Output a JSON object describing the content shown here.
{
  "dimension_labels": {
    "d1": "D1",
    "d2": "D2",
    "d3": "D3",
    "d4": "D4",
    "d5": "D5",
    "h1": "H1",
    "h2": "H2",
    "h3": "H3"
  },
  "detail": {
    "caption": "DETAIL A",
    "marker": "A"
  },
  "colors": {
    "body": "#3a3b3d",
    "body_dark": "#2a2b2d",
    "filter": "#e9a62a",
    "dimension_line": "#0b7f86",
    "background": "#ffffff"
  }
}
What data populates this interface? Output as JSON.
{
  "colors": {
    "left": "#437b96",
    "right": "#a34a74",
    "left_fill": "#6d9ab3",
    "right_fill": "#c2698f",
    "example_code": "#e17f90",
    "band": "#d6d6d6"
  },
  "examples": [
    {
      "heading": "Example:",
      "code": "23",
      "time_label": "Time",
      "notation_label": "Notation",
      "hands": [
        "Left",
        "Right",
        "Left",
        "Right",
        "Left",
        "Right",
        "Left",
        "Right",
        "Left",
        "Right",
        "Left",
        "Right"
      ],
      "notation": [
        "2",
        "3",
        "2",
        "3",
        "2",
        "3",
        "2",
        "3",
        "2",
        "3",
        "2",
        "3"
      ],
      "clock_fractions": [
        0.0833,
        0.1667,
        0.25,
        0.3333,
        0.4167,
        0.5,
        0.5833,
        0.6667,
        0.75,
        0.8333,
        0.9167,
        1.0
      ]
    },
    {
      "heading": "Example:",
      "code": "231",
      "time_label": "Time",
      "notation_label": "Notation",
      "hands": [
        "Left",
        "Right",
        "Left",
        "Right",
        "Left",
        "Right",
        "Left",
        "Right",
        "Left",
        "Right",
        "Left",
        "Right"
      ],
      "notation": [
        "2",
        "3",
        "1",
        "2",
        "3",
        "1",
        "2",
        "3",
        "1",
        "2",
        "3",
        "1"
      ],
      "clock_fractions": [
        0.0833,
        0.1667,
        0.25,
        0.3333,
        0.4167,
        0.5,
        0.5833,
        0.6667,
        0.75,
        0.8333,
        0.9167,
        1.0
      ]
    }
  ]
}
........
* [SET PROBLEM]:
Set down the entries verbatim, leaving none out.

* [FINISHED ANSWER]:
Output a JSON object describing the content shown here.
{
  "dimension_labels": {
    "d1": "D1",
    "d2": "D2",
    "d3": "D3",
    "d4": "D4",
    "d5": "D5",
    "h1": "H1",
    "h2": "H2",
    "h3": "H3"
  },
  "detail": {
    "caption": "DETAIL A",
    "marker": "A"
  },
  "colors": {
    "body": "#3a3b3d",
    "body_dark": "#2a2b2d",
    "filter": "#e9a62a",
    "dimension_line": "#0b7f86",
    "background": "#ffffff"
  }
}
What data populates this interface? Output as JSON.
{
  "colors": {
    "left": "#437b96",
    "right": "#a34a74",
    "left_fill": "#6d9ab3",
    "right_fill": "#c2698f",
    "example_code": "#e17f90",
    "band": "#d6d6d6"
  },
  "examples": [
    {
      "heading": "Example:",
      "code": "23",
      "time_label": "Time",
      "notation_label": "Notation",
      "hands": [
        "Left",
        "Right",
        "Left",
        "Right",
        "Left",
        "Right",
        "Left",
        "Right",
        "Left",
        "Right",
        "Left",
        "Right"
      ],
      "notation": [
        "2",
        "3",
        "2",
        "3",
        "2",
        "3",
        "2",
        "3",
        "2",
        "3",
        "2",
        "3"
      ],
      "clock_fractions": [
        0.0833,
        0.1667,
        0.25,
        0.3333,
        0.4167,
        0.5,
        0.5833,
        0.6667,
        0.75,
        0.8333,
        0.9167,
        1.0
      ]
    },
    {
      "heading": "Example:",
      "code": "231",
      "time_label": "Time",
      "notation_label": "Notation",
      "hands": [
        "Left",
        "Right",
        "Left",
        "Right",
        "Left",
        "Right",
        "Left",
        "Right",
        "Left",
        "Right",
        "Left",
        "Right"
      ],
      "notation": [
        "2",
        "3",
        "1",
        "2",
        "3",
        "1",
        "2",
        "3",
        "1",
        "2",
        "3",
        "1"
      ],
      "clock_fractions": [
        0.0833,
        0.1667,
        0.25,
        0.3333,
        0.4167,
        0.5,
        0.5833,
        0.6667,
        0.75,
        0.8333,
        0.9167,
        1.0
      ]
    }
  ]
}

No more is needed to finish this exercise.